TASK DESCRIPTION =>
What number of lines in the material contain the word "предоставлении"? Give that number alone.

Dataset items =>
§ §

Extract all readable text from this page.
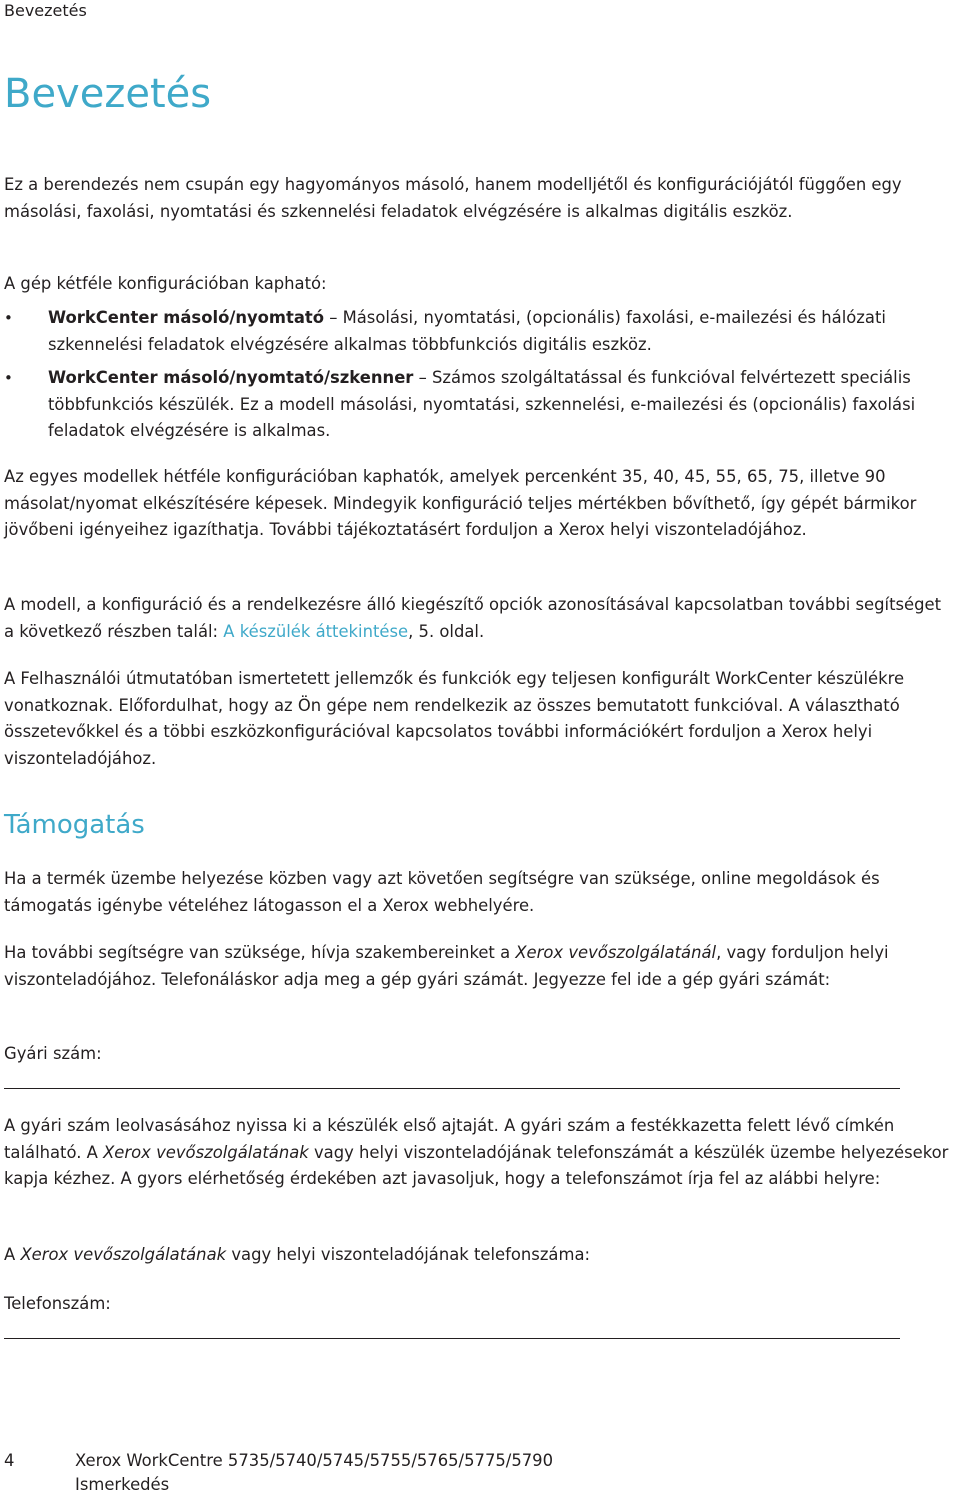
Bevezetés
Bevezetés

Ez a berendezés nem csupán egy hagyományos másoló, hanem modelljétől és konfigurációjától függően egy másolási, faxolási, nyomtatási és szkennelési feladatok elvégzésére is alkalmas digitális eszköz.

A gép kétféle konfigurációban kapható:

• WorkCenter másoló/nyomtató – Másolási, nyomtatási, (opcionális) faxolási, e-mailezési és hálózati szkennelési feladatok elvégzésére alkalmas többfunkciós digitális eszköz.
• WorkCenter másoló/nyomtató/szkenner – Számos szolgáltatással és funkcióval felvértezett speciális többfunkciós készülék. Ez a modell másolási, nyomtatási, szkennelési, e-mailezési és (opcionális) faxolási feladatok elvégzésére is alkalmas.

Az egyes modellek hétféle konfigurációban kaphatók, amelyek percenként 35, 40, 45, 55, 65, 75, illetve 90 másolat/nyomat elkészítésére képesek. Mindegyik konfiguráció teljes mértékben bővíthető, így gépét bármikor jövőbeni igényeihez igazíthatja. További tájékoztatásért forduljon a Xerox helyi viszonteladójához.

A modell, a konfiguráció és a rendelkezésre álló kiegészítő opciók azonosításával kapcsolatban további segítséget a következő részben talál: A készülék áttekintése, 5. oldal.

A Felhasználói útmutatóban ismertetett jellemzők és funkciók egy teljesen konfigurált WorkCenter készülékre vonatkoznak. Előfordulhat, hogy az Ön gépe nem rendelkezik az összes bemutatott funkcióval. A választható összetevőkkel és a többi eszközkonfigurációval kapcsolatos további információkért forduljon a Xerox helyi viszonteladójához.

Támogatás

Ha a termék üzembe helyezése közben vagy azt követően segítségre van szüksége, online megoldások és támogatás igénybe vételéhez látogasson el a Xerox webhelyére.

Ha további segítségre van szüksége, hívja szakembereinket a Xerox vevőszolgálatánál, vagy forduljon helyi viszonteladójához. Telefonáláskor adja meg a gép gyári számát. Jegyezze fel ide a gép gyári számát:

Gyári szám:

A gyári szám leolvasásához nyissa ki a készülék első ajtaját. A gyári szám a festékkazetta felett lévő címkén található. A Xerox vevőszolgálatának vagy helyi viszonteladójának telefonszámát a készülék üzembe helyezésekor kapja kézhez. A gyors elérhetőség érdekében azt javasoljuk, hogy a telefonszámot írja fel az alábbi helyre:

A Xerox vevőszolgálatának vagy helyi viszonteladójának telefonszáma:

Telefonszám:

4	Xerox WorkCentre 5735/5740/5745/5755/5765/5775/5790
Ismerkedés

§ §

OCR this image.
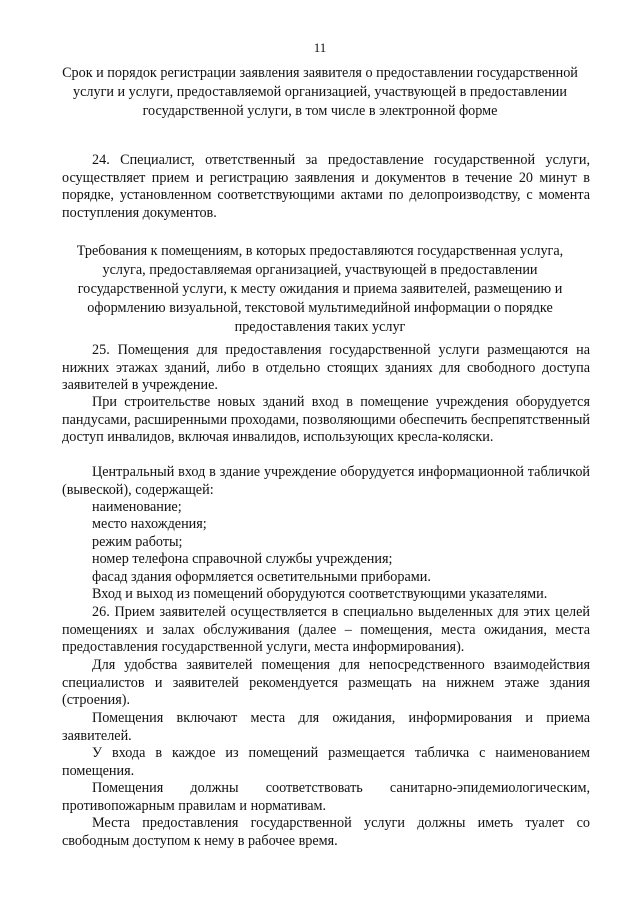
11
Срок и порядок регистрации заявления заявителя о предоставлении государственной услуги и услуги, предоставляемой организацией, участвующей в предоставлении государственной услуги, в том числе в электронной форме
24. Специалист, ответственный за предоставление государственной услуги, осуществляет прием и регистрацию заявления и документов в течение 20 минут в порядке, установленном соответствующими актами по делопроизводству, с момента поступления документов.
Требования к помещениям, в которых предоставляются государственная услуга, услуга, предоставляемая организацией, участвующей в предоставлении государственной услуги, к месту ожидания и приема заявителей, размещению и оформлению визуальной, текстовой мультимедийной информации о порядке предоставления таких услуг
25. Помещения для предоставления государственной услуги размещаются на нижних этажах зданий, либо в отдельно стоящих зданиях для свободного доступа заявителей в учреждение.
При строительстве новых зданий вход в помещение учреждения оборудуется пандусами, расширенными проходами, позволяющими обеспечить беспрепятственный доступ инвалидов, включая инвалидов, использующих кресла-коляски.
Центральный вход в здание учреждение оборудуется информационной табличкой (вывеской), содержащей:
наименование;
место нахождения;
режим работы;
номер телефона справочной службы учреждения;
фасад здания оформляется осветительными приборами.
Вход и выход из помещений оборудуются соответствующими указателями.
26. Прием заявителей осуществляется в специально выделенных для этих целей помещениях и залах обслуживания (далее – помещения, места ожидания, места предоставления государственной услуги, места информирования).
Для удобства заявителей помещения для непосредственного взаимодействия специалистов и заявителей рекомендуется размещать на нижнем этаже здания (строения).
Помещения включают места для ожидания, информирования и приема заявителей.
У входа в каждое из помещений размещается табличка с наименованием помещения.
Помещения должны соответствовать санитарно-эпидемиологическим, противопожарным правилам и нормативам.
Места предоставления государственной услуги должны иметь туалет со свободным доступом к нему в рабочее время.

§ §

CORRECT RESPONSE =>
2